#### Given problem
Please print the full listing exactly.

#### Data records
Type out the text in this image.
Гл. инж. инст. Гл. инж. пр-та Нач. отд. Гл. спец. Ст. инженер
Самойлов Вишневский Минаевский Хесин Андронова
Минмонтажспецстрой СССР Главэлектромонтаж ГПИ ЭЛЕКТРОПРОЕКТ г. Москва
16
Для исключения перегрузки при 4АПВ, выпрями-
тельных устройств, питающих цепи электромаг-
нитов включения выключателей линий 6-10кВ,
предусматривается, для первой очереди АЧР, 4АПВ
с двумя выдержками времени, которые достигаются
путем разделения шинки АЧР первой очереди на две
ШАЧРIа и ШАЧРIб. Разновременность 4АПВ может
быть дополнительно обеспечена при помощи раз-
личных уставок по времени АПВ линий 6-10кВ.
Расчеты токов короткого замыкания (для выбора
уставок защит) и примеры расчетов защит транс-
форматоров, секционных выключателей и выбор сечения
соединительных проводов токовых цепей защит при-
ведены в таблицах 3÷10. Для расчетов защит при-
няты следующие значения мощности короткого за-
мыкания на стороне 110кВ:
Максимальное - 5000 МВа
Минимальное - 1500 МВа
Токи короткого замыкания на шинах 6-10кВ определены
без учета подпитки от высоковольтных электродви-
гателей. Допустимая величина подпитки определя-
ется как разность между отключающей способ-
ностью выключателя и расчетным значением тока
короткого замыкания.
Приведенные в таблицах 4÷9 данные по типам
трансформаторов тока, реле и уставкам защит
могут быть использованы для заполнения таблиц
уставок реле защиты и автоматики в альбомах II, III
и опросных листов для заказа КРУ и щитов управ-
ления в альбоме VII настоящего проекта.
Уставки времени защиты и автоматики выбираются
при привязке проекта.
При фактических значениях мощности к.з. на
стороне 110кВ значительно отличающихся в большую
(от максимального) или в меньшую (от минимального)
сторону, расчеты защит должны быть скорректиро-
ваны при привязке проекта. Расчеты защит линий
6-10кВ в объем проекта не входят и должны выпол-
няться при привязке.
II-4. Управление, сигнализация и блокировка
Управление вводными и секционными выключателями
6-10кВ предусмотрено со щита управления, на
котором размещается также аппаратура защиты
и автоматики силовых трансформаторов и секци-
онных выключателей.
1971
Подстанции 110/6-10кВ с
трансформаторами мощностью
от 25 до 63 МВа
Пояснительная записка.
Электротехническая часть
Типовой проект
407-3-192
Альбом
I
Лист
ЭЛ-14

#### Full response
Type out the text in this image.
Гл. инж. инст. Гл. инж. пр-та Нач. отд. Гл. спец. Ст. инженер
Самойлов Вишневский Минаевский Хесин Андронова
Минмонтажспецстрой СССР Главэлектромонтаж ГПИ ЭЛЕКТРОПРОЕКТ г. Москва
16
Для исключения перегрузки при 4АПВ, выпрями-
тельных устройств, питающих цепи электромаг-
нитов включения выключателей линий 6-10кВ,
предусматривается, для первой очереди АЧР, 4АПВ
с двумя выдержками времени, которые достигаются
путем разделения шинки АЧР первой очереди на две
ШАЧРIа и ШАЧРIб. Разновременность 4АПВ может
быть дополнительно обеспечена при помощи раз-
личных уставок по времени АПВ линий 6-10кВ.
Расчеты токов короткого замыкания (для выбора
уставок защит) и примеры расчетов защит транс-
форматоров, секционных выключателей и выбор сечения
соединительных проводов токовых цепей защит при-
ведены в таблицах 3÷10. Для расчетов защит при-
няты следующие значения мощности короткого за-
мыкания на стороне 110кВ:
Максимальное - 5000 МВа
Минимальное - 1500 МВа
Токи короткого замыкания на шинах 6-10кВ определены
без учета подпитки от высоковольтных электродви-
гателей. Допустимая величина подпитки определя-
ется как разность между отключающей способ-
ностью выключателя и расчетным значением тока
короткого замыкания.
Приведенные в таблицах 4÷9 данные по типам
трансформаторов тока, реле и уставкам защит
могут быть использованы для заполнения таблиц
уставок реле защиты и автоматики в альбомах II, III
и опросных листов для заказа КРУ и щитов управ-
ления в альбоме VII настоящего проекта.
Уставки времени защиты и автоматики выбираются
при привязке проекта.
При фактических значениях мощности к.з. на
стороне 110кВ значительно отличающихся в большую
(от максимального) или в меньшую (от минимального)
сторону, расчеты защит должны быть скорректиро-
ваны при привязке проекта. Расчеты защит линий
6-10кВ в объем проекта не входят и должны выпол-
няться при привязке.
II-4. Управление, сигнализация и блокировка
Управление вводными и секционными выключателями
6-10кВ предусмотрено со щита управления, на
котором размещается также аппаратура защиты
и автоматики силовых трансформаторов и секци-
онных выключателей.
1971
Подстанции 110/6-10кВ с
трансформаторами мощностью
от 25 до 63 МВа
Пояснительная записка.
Электротехническая часть
Типовой проект
407-3-192
Альбом
I
Лист
ЭЛ-14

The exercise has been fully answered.